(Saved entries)

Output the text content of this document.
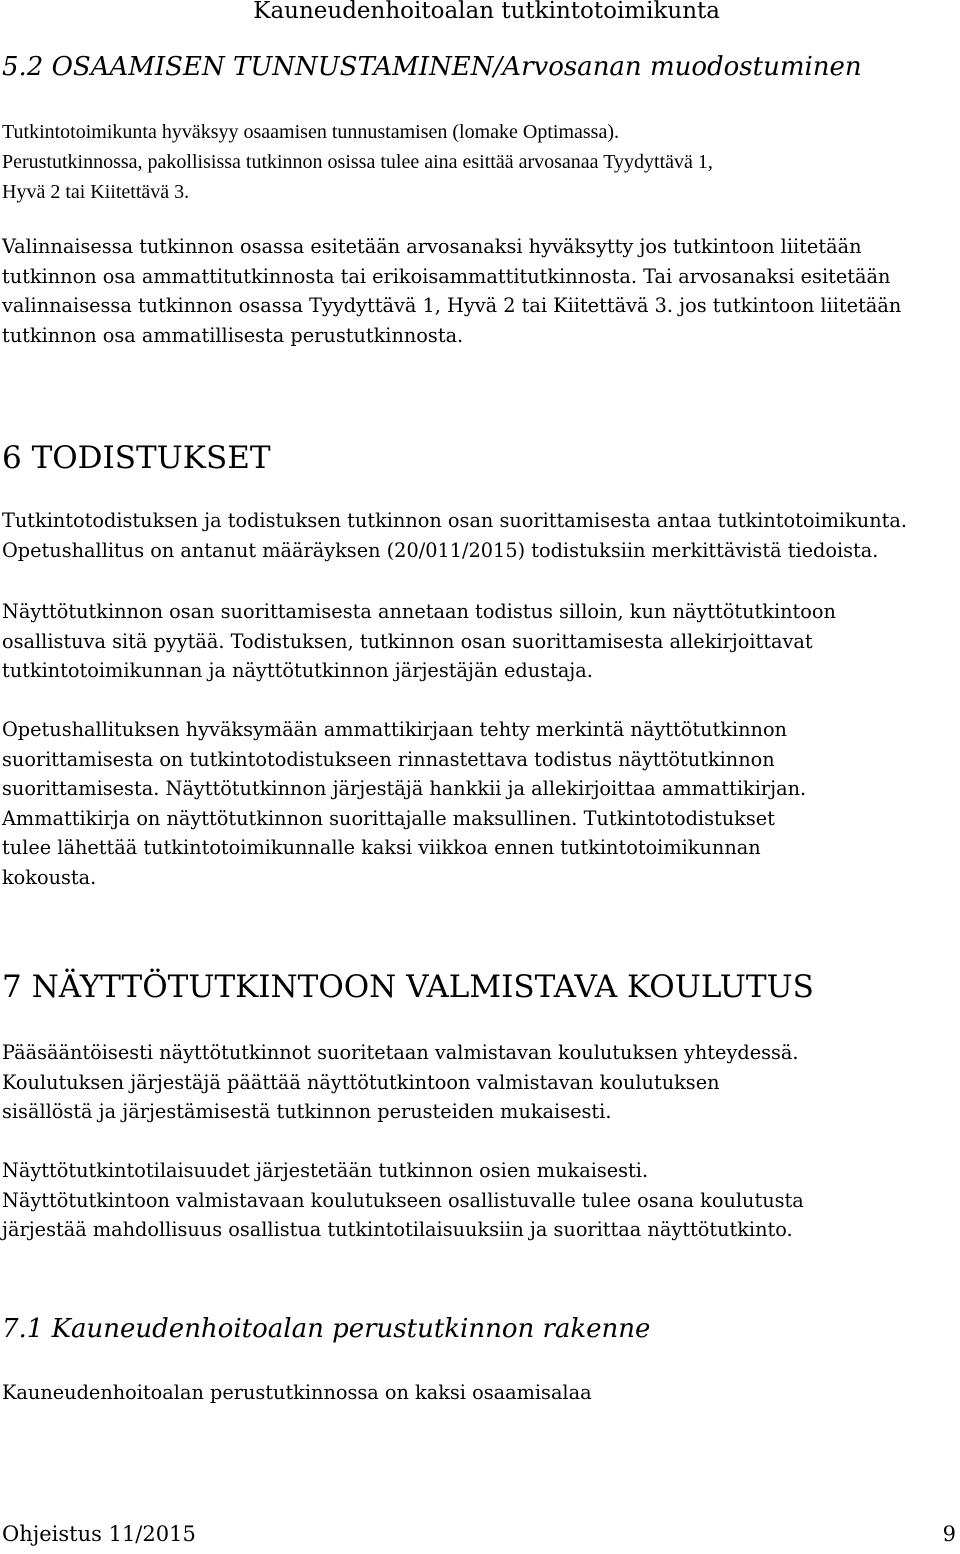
Kauneudenhoitoalan tutkintotoimikunta
5.2 OSAAMISEN TUNNUSTAMINEN/Arvosanan muodostuminen
Tutkintotoimikunta hyväksyy osaamisen tunnustamisen (lomake Optimassa).
Perustutkinnossa, pakollisissa tutkinnon osissa tulee aina esittää arvosanaa Tyydyttävä 1,
Hyvä 2 tai Kiitettävä 3.
Valinnaisessa tutkinnon osassa esitetään arvosanaksi hyväksytty jos tutkintoon liitetään
tutkinnon osa ammattitutkinnosta tai erikoisammattitutkinnosta. Tai arvosanaksi esitetään
valinnaisessa tutkinnon osassa Tyydyttävä 1, Hyvä 2 tai Kiitettävä 3. jos tutkintoon liitetään
tutkinnon osa ammatillisesta perustutkinnosta.
6 TODISTUKSET
Tutkintotodistuksen ja todistuksen tutkinnon osan suorittamisesta antaa tutkintotoimikunta.
Opetushallitus on antanut määräyksen (20/011/2015) todistuksiin merkittävistä tiedoista.
Näyttötutkinnon osan suorittamisesta annetaan todistus silloin, kun näyttötutkintoon
osallistuva sitä pyytää. Todistuksen, tutkinnon osan suorittamisesta allekirjoittavat
tutkintotoimikunnan ja näyttötutkinnon järjestäjän edustaja.
Opetushallituksen hyväksymään ammattikirjaan tehty merkintä näyttötutkinnon
suorittamisesta on tutkintotodistukseen rinnastettava todistus näyttötutkinnon
suorittamisesta. Näyttötutkinnon järjestäjä hankkii ja allekirjoittaa ammattikirjan.
Ammattikirja on näyttötutkinnon suorittajalle maksullinen. Tutkintotodistukset
tulee lähettää tutkintotoimikunnalle kaksi viikkoa ennen tutkintotoimikunnan
kokousta.
7 NÄYTTÖTUTKINTOON VALMISTAVA KOULUTUS
Pääsääntöisesti näyttötutkinnot suoritetaan valmistavan koulutuksen yhteydessä.
Koulutuksen järjestäjä päättää näyttötutkintoon valmistavan koulutuksen
sisällöstä ja järjestämisestä tutkinnon perusteiden mukaisesti.
Näyttötutkintotilaisuudet järjestetään tutkinnon osien mukaisesti.
Näyttötutkintoon valmistavaan koulutukseen osallistuvalle tulee osana koulutusta
järjestää mahdollisuus osallistua tutkintotilaisuuksiin ja suorittaa näyttötutkinto.
7.1 Kauneudenhoitoalan perustutkinnon rakenne
Kauneudenhoitoalan perustutkinnossa on kaksi osaamisalaa
Ohjeistus 11/2015	9
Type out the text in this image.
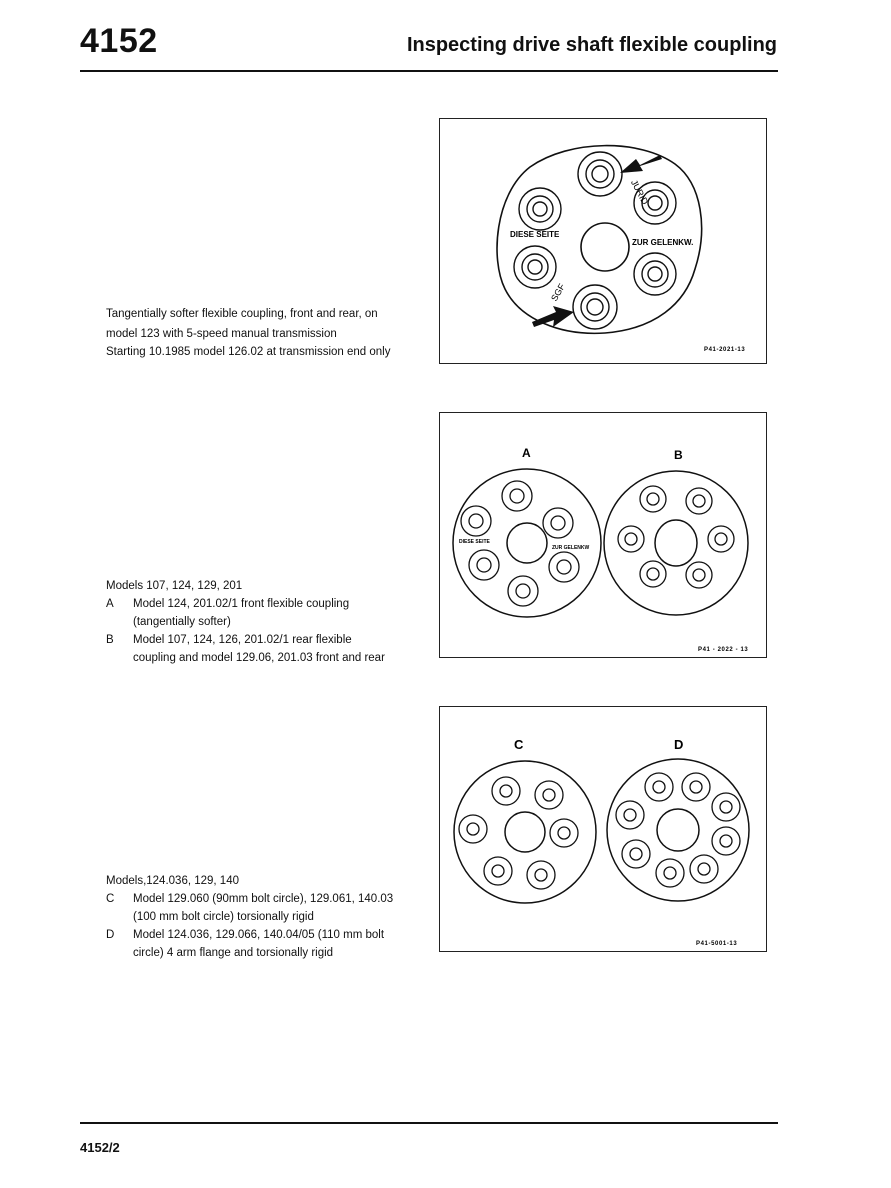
4152	Inspecting drive shaft flexible coupling
Tangentially softer flexible coupling, front and rear, on
model 123 with 5-speed manual transmission
Starting 10.1985 model 126.02 at transmission end only
DIESE SEITE
ZUR GELENKW.
JURID
SGF
P41-2021-13
Models 107, 124, 129, 201
A	Model 124, 201.02/1 front flexible coupling
(tangentially softer)
B	Model 107, 124, 126, 201.02/1 rear flexible
coupling and model 129.06, 201.03 front and rear
A	B
DIESE SEITE
ZUR GELENKW
P41 - 2022 - 13
Models,124.036, 129, 140
C	Model 129.060 (90mm bolt circle), 129.061, 140.03
(100 mm bolt circle) torsionally rigid
D	Model 124.036, 129.066, 140.04/05 (110 mm bolt
circle) 4 arm flange and torsionally rigid
C	D
P41-5001-13
4152/2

WHAT YOU ARE ASKED TO DO: Sift the material for lines with the string "tutkintotoimikunnan". Copy each one found.

TASK SOLUTION:
tutkintotoimikunnan ja näyttötutkinnon järjestäjän edustaja.
tulee lähettää tutkintotoimikunnalle kaksi viikkoa ennen tutkintotoimikunnan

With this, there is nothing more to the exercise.